- Check your understanding
- a) Reproduce verbatim the part of the passage on Ollama's launch command that opens with the words containing "4) Advanced &" and closes with "granular environment control.".
- b) Extend the passage on Ollama's launch command, picking up after its final sentence.

- Document passage
^^^^^^^^^^^^^^^^

What changed compared to the older wrapper method

If you have seen older guides, including mine, they usually focused on the manual route:

  • point an app at http://localhost:11434
  • set compatibility environment variables
  • create a shell wrapper
  • optionally create aliases per model

That method still has value. It is useful when you want:

  • explicit environment control
  • manual routing behavior
  • older or custom tool setups
  • deeper debugging visibility
  • a fallback when launcher support is missing

But for supported apps, ollama launch is now the cleaner default.


🧠 The Truly Deep Ollama Launch FAQ

For the developers who want the clean path to infrastructure sovereignty.

1) Core concept / explainer FAQs

What is `ollama launch`?

It is a new command that allows Ollama to act as an app launcher and model router for supported developer tools like Claude Code, Codex, and OpenClaw.

Do I still need a custom wrapper script?

No. For supported apps, ollama launch replaces the need for manual wrappers, aliases, and environment variable ‘origami’.

Does this mean Ollama is a cloud provider now?

Ollama is acting as a gateway. Your local machine is the Control Plane, while the heavy inference is offloaded to Ollama’s cloud-backed Data Plane.

2) Getting Started FAQs

What are the requirements for `ollama launch`?

You need Ollama installed, an Ollama account, and to be signed in locally via ollama signin.

Do I need an API key for every app?

No. When using ollama launch, your local signed-in session handles the authentication for the cloud-backed requests automatically.

Is `ollama signin` the same as an API key?

No. ollama signin is for the local launcher flow. OLLAMA_API_KEY is for direct programmatic access to the hosted API at ollama.com.

3) Supported Apps & Models FAQs

Which apps are supported by `ollama launch`?

Currently supported apps include Claude Code, Codex, OpenCode, and OpenClaw.

Can I use any model with these apps?

Yes, you can specify any supported cloud model using the --model flag, such as glm-5:cloud or kimi-k2.5:cloud.

Do I need to 'pull' the model first?

Yes. Run ollama pull <model-name> before launching. The ‘pull’ is near-instant because it only registers the remote handshake.

4) Advanced & Troubleshooting FAQs

Is the old manual wrapper method obsolete?

No. The manual route is still useful for tools not yet supported by ollama launch or when you need granular environment control.

What if my laptop is old or has no GPU?

That is the best part! ollama launch offloads the heavy lifting to the cloud, making it perfect for MacBook Airs and travel setups.

^^^^^^^^^^^^^^^^

- Data excerpts
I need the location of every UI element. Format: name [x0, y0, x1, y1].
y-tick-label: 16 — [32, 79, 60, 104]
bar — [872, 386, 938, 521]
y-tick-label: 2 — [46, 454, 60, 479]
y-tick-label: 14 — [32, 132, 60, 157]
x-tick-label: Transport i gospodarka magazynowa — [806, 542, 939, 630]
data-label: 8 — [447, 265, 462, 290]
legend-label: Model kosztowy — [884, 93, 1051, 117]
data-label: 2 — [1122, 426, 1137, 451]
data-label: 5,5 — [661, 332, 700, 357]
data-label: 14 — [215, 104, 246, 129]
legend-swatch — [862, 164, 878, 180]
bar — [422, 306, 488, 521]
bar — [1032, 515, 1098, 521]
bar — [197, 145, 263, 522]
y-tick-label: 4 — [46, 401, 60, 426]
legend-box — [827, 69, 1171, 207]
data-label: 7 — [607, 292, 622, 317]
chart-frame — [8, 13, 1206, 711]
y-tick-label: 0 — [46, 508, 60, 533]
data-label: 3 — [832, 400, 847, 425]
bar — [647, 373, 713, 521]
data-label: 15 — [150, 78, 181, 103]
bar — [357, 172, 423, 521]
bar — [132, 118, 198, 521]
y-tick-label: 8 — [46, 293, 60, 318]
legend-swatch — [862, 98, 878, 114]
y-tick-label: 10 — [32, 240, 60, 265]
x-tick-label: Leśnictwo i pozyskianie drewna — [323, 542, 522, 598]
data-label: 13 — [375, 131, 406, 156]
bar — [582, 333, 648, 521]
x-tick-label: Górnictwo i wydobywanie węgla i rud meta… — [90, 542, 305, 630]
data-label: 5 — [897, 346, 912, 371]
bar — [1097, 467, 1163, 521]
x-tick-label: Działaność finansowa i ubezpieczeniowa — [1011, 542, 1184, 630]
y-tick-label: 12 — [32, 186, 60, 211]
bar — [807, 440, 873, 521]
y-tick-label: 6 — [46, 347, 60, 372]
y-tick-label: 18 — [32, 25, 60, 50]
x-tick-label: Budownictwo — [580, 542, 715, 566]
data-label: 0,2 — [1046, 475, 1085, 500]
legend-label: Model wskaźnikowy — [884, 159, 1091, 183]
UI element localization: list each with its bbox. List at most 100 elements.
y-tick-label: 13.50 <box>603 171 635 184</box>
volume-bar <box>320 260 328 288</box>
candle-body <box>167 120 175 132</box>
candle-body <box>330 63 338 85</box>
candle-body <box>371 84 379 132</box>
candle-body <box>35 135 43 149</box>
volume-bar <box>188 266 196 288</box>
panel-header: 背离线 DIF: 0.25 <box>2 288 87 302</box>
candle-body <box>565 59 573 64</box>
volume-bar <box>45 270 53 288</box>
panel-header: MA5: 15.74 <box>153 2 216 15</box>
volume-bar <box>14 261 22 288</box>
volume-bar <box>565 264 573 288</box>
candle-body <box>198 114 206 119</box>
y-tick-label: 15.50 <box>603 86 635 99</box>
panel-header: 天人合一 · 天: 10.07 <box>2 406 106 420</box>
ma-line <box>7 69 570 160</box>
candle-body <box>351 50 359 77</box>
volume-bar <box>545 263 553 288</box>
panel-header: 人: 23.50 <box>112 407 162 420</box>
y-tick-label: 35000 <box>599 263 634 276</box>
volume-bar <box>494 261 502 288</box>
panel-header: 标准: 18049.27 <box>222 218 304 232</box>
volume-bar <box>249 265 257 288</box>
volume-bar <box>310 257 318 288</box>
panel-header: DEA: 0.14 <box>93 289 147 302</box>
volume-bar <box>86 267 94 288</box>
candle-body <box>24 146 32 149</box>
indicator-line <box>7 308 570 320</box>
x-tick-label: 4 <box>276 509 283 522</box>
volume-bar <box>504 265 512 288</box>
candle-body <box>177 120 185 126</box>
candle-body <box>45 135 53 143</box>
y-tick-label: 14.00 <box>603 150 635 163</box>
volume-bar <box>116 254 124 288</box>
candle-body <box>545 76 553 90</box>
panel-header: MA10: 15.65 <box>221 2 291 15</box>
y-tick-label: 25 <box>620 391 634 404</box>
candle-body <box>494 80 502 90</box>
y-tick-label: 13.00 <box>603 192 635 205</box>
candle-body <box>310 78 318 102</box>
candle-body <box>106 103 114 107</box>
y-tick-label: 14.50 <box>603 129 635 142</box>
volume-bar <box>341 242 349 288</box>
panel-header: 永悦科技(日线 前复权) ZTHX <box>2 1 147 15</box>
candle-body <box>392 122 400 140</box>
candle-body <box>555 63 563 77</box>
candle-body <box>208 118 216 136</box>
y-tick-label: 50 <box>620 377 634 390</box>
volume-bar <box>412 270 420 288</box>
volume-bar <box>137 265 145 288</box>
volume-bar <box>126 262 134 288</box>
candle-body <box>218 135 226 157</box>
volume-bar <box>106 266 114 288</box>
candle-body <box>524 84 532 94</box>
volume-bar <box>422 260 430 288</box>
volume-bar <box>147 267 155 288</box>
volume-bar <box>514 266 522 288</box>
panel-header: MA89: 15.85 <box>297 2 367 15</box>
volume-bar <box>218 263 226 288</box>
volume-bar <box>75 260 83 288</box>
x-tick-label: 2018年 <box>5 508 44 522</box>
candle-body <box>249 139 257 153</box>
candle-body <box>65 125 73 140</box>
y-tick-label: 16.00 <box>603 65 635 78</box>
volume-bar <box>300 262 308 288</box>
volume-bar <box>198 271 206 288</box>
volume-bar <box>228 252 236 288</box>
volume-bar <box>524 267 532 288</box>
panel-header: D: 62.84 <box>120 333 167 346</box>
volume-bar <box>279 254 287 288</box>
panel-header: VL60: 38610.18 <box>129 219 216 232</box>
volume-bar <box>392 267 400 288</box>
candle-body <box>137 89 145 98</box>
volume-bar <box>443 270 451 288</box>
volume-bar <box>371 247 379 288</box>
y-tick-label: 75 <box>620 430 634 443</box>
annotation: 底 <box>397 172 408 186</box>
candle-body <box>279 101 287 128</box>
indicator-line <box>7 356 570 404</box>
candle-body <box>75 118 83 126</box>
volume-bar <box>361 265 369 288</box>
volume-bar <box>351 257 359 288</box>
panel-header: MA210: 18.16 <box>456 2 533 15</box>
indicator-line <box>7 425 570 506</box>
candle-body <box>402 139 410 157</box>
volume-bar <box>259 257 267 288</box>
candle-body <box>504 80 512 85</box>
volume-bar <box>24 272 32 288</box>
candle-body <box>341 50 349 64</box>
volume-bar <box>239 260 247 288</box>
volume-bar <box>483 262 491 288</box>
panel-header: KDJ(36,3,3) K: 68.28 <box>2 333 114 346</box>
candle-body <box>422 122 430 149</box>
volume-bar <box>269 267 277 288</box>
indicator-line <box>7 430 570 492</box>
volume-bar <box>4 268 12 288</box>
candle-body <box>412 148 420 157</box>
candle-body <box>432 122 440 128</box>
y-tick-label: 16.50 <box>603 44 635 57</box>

^^^^^^^^^^^^^^^^

- Task-by-task answers
- a)
4) Advanced & Troubleshooting FAQs

Is the old manual wrapper method obsolete?

No. The manual route is still useful for tools not yet supported by ollama launch or when you need granular environment control.

- b)
Where can I see what's happening under the hood?

You can run ollama logs in a separate terminal to see the request routing and verification headers.


Local gateway vs direct cloud API

This is where people get mixed up.

There are two different patterns:

1. Local Ollama as the gateway

This is the setup used by ollama launch. Your app talks through your local Ollama install. Ollama handles the cloud-backed routing for supported requests. In this mode, signing in with ollama signin is the important step.

2. Direct hosted API access

This is when you call Ollama’s hosted API directly instead of going through localhost. That is the path where an API key matters more explicitly.

So if you are using ollama launch, the mental model is:

  • app
  • local Ollama launcher
  • signed-in cloud access

Not:

  • app
  • custom wrapper
  • hand-managed cloud key for every launched app

Why this is good for lightweight laptops

This setup is a strong fit for:

  • MacBook Air workflows
  • older laptops
  • travel setups
  • developers who do not want to maintain a GPU rig
  • people who want access to larger models without local hardware drama

Your machine stays useful as the working surface. The heavier inference load is no longer the laptop’s problem in the same way.

Summary

Ollama is no longer just acting like a local model runner here. It is acting more like an app launcher and model router. That changes the setup story.

For supported apps like Claude Code, Codex, OpenCode, and OpenClaw, the clean path is now:

ollama signin
ollama launch <app> --model glm-5:cloud

That is simpler to explain, easier to use, and better aligned with how most people actually want to get started.